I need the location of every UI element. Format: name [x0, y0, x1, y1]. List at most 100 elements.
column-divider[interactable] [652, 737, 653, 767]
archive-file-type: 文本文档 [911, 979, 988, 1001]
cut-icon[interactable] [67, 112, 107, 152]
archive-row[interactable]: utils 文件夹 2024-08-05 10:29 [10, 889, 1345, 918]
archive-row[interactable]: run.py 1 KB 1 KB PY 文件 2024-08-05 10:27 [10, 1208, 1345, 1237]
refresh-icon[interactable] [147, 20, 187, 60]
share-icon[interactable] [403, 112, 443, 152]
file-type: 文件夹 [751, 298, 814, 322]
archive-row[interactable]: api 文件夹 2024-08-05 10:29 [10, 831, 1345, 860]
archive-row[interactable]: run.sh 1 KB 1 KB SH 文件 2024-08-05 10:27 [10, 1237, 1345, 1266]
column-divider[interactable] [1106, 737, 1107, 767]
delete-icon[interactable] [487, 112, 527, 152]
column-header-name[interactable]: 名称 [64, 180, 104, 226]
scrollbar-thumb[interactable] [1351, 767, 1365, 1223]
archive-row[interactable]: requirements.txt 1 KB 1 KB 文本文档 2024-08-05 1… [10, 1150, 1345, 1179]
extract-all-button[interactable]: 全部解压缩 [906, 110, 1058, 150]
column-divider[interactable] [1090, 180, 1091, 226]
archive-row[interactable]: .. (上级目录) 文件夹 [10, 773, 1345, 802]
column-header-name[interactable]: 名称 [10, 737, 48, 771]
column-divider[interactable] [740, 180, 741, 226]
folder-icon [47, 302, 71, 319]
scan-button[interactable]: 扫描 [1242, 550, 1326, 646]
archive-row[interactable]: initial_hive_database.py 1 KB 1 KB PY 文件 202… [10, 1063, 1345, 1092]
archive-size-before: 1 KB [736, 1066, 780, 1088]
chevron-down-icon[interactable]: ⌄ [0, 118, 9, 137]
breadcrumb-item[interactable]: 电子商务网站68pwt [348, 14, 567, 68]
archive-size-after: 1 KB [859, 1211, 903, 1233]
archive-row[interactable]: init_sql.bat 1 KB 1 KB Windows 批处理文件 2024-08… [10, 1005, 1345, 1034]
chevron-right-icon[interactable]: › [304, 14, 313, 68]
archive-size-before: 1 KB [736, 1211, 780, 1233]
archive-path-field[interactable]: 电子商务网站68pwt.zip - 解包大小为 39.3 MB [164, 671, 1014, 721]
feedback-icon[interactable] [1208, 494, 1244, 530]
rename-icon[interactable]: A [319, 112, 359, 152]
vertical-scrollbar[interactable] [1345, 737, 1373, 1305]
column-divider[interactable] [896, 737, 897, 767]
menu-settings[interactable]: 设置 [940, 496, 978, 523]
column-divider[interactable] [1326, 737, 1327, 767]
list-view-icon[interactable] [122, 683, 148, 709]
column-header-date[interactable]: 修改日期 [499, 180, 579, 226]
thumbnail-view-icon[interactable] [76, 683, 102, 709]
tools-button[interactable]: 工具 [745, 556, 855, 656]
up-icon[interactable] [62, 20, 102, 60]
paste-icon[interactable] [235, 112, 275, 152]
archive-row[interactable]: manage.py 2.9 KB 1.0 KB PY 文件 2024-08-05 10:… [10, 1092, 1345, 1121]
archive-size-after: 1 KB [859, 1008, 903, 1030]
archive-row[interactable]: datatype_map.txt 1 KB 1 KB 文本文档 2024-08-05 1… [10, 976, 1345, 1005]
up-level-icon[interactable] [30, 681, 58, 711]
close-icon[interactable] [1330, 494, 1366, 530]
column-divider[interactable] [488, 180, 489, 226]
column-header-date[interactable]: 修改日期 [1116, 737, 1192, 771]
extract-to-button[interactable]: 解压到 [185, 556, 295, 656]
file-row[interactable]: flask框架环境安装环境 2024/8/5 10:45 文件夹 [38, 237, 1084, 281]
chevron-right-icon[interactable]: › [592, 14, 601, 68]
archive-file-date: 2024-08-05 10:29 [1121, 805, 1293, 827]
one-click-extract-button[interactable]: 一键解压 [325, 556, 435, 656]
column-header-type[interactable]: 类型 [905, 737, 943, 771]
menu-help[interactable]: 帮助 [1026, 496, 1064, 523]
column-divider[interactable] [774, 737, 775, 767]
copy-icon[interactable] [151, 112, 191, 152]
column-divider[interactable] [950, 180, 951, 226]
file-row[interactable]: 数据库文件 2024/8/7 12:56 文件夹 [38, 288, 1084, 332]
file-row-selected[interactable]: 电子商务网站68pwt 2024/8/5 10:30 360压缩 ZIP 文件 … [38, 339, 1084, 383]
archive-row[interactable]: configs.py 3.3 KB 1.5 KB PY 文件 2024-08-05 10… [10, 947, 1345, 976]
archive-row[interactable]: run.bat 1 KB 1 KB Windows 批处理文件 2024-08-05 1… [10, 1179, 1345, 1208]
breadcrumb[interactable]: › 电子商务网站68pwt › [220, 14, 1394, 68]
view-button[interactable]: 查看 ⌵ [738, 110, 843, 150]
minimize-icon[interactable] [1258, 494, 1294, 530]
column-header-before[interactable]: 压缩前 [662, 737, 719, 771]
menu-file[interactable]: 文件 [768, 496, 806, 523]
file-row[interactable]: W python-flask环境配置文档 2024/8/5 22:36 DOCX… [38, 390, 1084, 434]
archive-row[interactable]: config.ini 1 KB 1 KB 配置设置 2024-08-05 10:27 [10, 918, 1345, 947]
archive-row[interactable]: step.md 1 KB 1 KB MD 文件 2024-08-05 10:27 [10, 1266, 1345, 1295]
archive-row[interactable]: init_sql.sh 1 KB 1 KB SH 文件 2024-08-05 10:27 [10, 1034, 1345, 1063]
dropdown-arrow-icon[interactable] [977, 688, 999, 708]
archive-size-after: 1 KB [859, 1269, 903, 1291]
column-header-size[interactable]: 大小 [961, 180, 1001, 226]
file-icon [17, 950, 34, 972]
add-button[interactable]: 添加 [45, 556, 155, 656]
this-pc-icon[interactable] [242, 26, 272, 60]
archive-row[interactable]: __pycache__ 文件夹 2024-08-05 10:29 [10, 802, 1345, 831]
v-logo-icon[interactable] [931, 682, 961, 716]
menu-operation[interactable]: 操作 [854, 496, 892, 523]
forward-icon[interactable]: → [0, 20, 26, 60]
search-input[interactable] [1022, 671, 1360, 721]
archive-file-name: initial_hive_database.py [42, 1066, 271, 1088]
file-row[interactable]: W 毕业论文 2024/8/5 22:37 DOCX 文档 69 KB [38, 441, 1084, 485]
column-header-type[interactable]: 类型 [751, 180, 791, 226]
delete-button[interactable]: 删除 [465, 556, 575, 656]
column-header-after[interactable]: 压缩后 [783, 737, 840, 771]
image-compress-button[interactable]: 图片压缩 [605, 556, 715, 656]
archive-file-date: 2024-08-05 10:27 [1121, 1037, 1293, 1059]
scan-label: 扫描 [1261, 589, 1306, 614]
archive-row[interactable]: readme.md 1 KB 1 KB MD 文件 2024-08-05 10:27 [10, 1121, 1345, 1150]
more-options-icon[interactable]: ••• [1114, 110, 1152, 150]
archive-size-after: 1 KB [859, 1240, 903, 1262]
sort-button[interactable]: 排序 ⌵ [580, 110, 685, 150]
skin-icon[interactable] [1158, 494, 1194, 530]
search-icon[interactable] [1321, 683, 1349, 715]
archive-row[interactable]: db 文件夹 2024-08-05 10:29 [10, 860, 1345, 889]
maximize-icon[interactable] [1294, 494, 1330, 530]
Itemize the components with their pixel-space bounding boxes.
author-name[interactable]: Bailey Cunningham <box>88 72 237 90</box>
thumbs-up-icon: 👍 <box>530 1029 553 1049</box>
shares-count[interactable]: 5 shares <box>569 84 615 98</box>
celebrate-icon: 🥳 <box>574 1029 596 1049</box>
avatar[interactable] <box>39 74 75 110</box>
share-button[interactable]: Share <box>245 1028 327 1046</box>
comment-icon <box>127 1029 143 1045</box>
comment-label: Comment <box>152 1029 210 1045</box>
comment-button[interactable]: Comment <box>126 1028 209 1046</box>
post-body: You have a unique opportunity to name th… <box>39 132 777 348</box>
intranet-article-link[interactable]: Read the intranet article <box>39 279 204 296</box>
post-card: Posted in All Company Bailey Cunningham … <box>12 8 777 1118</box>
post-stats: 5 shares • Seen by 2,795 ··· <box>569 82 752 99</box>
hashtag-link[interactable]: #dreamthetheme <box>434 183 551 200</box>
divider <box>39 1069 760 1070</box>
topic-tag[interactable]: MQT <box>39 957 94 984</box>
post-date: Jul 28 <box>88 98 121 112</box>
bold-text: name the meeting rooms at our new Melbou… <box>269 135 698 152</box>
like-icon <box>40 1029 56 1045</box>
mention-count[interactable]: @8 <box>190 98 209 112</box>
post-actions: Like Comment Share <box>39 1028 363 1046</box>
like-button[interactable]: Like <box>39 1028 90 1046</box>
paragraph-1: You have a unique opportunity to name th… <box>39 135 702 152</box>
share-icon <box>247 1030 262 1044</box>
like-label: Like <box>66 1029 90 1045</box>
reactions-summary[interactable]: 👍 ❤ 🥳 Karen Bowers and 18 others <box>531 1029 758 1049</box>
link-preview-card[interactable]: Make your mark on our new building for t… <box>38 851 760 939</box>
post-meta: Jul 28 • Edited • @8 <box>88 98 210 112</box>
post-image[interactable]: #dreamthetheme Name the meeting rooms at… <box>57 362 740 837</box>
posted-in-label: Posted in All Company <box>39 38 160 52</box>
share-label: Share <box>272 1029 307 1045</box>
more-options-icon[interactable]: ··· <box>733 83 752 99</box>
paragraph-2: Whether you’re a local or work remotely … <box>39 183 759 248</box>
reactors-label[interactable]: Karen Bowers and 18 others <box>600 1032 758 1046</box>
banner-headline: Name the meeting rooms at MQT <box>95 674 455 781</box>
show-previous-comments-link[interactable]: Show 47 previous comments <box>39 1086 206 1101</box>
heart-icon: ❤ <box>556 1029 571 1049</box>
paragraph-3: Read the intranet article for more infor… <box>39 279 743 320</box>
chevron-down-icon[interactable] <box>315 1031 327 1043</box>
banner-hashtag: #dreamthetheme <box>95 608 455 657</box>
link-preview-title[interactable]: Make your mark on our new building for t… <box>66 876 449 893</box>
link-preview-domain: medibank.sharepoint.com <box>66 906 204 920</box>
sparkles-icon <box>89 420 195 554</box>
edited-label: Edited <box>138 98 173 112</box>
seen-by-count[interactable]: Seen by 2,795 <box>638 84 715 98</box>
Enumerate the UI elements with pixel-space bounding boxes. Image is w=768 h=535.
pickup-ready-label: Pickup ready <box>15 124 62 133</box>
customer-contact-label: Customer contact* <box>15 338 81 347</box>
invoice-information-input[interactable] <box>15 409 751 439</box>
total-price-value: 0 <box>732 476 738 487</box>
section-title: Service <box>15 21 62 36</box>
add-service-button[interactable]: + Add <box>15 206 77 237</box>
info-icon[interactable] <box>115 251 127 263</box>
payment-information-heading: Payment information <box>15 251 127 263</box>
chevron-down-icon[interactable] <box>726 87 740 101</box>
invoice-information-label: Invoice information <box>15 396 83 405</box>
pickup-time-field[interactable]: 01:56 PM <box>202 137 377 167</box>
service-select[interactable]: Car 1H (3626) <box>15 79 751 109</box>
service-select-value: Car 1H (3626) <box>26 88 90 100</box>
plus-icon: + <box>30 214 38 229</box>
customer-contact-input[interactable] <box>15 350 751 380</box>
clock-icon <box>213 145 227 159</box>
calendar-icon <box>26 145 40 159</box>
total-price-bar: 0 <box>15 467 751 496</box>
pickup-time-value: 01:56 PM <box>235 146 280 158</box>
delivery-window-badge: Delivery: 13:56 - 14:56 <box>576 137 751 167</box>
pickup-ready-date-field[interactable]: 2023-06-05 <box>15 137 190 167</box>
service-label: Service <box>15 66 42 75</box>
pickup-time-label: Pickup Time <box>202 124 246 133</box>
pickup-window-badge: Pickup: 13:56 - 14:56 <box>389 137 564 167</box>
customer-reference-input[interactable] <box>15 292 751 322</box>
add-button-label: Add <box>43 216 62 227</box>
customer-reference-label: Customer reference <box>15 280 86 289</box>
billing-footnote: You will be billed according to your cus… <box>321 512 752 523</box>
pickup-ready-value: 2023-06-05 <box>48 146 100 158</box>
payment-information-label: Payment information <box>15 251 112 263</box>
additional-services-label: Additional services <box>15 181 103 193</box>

-*-

### Exercise task
Please copy out the data above word for word, beginning with its first line and stopping after the line that contains "column-divider[interactable] [1326, 737, 1327, 767]".

### Reply
I need the location of every UI element. Format: name [x0, y0, x1, y1]. List at most 100 elements.
column-divider[interactable] [652, 737, 653, 767]
archive-file-type: 文本文档 [911, 979, 988, 1001]
cut-icon[interactable] [67, 112, 107, 152]
archive-row[interactable]: utils 文件夹 2024-08-05 10:29 [10, 889, 1345, 918]
archive-row[interactable]: run.py 1 KB 1 KB PY 文件 2024-08-05 10:27 [10, 1208, 1345, 1237]
refresh-icon[interactable] [147, 20, 187, 60]
share-icon[interactable] [403, 112, 443, 152]
file-type: 文件夹 [751, 298, 814, 322]
archive-row[interactable]: api 文件夹 2024-08-05 10:29 [10, 831, 1345, 860]
archive-row[interactable]: run.sh 1 KB 1 KB SH 文件 2024-08-05 10:27 [10, 1237, 1345, 1266]
column-divider[interactable] [1106, 737, 1107, 767]
delete-icon[interactable] [487, 112, 527, 152]
column-header-name[interactable]: 名称 [64, 180, 104, 226]
scrollbar-thumb[interactable] [1351, 767, 1365, 1223]
archive-row[interactable]: requirements.txt 1 KB 1 KB 文本文档 2024-08-05 1… [10, 1150, 1345, 1179]
extract-all-button[interactable]: 全部解压缩 [906, 110, 1058, 150]
column-divider[interactable] [1090, 180, 1091, 226]
archive-row[interactable]: .. (上级目录) 文件夹 [10, 773, 1345, 802]
column-header-name[interactable]: 名称 [10, 737, 48, 771]
column-divider[interactable] [740, 180, 741, 226]
folder-icon [47, 302, 71, 319]
scan-button[interactable]: 扫描 [1242, 550, 1326, 646]
archive-row[interactable]: initial_hive_database.py 1 KB 1 KB PY 文件 202… [10, 1063, 1345, 1092]
archive-size-before: 1 KB [736, 1066, 780, 1088]
chevron-down-icon[interactable]: ⌄ [0, 118, 9, 137]
breadcrumb-item[interactable]: 电子商务网站68pwt [348, 14, 567, 68]
archive-size-after: 1 KB [859, 1211, 903, 1233]
archive-row[interactable]: init_sql.bat 1 KB 1 KB Windows 批处理文件 2024-08… [10, 1005, 1345, 1034]
chevron-right-icon[interactable]: › [304, 14, 313, 68]
archive-size-before: 1 KB [736, 1211, 780, 1233]
archive-path-field[interactable]: 电子商务网站68pwt.zip - 解包大小为 39.3 MB [164, 671, 1014, 721]
feedback-icon[interactable] [1208, 494, 1244, 530]
rename-icon[interactable]: A [319, 112, 359, 152]
vertical-scrollbar[interactable] [1345, 737, 1373, 1305]
column-divider[interactable] [896, 737, 897, 767]
menu-settings[interactable]: 设置 [940, 496, 978, 523]
column-divider[interactable] [1326, 737, 1327, 767]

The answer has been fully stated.